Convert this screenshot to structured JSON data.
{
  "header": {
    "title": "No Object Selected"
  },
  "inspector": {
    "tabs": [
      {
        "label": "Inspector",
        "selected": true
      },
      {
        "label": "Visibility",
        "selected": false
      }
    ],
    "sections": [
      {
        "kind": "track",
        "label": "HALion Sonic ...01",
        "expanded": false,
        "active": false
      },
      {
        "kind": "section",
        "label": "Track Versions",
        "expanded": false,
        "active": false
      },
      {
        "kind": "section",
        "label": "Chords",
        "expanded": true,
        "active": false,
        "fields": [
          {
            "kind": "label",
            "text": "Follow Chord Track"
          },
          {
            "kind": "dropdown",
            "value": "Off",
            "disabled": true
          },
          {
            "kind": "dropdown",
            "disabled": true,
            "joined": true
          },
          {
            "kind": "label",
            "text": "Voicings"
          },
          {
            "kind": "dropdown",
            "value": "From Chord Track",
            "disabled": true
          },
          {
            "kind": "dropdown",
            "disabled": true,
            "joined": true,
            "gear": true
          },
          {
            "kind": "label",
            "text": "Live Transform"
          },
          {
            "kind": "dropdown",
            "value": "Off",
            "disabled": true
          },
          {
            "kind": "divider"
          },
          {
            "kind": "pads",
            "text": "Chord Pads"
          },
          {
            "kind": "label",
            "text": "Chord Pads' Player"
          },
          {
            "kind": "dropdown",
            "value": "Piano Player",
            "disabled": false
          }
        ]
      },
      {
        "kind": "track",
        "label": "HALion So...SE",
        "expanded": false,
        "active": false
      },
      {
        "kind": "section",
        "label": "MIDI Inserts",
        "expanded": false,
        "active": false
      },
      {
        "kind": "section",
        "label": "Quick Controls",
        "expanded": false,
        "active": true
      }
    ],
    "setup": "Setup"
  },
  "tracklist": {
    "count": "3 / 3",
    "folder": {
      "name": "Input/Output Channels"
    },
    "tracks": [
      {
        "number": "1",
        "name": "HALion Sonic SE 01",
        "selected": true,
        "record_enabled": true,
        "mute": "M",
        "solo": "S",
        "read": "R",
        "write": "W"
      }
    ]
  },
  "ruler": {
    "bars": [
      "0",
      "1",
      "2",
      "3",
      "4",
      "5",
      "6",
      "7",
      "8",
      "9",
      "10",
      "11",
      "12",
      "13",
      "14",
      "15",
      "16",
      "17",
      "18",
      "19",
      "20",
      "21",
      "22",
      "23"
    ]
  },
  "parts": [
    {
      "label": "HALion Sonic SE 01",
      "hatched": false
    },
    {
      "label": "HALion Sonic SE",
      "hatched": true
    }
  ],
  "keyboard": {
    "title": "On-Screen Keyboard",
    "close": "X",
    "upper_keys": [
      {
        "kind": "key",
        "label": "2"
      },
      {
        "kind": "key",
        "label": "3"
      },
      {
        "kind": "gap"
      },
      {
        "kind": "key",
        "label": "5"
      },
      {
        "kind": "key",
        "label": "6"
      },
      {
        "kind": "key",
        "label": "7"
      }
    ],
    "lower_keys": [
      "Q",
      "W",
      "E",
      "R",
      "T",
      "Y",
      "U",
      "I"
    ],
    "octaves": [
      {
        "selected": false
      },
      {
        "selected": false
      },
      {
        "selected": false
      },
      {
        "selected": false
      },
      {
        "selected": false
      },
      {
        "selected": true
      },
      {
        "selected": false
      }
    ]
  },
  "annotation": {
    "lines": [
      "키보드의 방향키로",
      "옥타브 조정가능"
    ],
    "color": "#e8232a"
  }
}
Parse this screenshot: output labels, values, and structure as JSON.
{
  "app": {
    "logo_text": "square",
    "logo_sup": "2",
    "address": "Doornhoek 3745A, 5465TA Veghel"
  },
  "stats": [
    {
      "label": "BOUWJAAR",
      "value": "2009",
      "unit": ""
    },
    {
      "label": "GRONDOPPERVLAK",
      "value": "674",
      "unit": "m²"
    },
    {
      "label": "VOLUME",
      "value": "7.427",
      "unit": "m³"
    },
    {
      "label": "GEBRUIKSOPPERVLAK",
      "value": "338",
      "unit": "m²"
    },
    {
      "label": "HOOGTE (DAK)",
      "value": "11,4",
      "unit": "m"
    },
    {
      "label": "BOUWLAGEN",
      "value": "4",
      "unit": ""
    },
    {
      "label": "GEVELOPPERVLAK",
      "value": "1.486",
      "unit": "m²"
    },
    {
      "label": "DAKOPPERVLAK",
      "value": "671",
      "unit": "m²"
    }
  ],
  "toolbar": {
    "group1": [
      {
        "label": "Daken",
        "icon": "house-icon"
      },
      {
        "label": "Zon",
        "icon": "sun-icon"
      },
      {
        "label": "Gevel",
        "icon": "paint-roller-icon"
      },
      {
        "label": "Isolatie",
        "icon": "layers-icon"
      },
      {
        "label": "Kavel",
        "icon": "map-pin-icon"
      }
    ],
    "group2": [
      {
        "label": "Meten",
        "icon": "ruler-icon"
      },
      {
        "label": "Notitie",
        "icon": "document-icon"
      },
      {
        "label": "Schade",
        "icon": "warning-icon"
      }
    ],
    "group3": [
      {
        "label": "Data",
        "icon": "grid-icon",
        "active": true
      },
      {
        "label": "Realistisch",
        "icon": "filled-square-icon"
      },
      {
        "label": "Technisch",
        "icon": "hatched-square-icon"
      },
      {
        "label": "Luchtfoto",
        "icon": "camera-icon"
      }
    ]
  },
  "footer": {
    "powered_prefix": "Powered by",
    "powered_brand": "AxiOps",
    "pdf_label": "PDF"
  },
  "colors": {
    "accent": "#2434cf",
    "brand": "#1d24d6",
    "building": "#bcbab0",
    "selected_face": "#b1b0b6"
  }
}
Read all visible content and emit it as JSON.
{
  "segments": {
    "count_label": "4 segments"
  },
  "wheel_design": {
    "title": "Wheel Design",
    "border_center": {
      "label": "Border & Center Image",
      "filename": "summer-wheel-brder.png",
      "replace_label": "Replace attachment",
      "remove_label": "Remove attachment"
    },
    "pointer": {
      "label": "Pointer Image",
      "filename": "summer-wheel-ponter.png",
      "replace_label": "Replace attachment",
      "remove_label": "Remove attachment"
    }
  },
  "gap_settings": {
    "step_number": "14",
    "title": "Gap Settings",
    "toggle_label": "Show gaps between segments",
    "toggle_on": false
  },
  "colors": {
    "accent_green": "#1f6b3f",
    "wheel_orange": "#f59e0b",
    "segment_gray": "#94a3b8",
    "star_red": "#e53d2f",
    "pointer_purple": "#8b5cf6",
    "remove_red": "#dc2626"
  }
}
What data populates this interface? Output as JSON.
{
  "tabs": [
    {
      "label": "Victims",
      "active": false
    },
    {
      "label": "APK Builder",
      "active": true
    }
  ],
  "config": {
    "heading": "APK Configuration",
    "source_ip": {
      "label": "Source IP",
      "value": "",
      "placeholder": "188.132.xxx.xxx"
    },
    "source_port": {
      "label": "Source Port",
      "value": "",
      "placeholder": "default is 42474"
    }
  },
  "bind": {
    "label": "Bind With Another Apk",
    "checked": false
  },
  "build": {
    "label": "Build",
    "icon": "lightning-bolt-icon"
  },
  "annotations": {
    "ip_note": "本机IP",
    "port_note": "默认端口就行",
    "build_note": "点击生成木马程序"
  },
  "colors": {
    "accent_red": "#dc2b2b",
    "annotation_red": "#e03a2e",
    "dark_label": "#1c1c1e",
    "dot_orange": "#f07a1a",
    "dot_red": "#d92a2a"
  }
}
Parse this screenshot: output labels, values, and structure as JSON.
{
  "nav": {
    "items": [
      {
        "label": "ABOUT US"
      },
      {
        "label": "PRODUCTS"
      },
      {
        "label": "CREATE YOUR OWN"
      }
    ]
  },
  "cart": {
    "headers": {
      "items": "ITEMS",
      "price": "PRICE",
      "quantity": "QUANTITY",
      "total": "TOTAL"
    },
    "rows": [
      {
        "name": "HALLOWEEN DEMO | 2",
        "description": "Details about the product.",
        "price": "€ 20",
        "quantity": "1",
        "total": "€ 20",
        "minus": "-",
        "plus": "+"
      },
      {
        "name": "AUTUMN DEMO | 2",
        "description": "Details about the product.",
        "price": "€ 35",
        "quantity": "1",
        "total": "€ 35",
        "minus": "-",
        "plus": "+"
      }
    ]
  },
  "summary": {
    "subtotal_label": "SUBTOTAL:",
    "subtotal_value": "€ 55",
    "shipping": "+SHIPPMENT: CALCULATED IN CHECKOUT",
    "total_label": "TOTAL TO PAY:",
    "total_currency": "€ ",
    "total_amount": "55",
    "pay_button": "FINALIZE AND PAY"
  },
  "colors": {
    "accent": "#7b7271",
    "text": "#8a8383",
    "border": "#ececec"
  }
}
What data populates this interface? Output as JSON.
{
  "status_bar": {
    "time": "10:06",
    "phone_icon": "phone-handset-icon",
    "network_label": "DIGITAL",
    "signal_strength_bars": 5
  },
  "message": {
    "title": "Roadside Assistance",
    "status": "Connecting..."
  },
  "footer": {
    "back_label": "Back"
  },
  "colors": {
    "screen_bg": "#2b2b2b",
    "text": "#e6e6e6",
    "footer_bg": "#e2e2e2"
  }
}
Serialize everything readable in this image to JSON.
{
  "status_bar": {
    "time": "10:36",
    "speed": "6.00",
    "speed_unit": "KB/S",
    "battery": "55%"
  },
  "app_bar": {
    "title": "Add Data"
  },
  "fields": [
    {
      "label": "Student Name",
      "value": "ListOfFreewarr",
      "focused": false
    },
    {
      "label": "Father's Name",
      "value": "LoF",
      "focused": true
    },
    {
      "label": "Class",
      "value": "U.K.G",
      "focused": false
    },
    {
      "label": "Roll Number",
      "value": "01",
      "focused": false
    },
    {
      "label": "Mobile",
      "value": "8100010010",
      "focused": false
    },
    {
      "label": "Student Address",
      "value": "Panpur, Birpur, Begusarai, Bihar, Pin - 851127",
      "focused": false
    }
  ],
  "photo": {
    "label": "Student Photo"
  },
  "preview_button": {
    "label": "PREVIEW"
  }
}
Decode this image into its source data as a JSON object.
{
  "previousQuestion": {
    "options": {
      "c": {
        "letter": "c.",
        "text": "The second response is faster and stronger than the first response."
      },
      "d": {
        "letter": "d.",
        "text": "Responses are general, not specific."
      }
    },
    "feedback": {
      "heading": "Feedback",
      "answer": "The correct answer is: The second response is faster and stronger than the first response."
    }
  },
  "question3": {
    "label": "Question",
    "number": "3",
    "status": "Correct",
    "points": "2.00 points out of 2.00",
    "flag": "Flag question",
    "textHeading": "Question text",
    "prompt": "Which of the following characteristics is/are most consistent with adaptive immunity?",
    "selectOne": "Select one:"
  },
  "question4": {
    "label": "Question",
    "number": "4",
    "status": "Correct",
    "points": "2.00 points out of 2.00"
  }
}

•••••

Look above for lines with the word "Sonic" and copy them all.

        "label": "HALion Sonic ...01",
        "name": "HALion Sonic SE 01",
      "label": "HALion Sonic SE 01",
      "label": "HALion Sonic SE",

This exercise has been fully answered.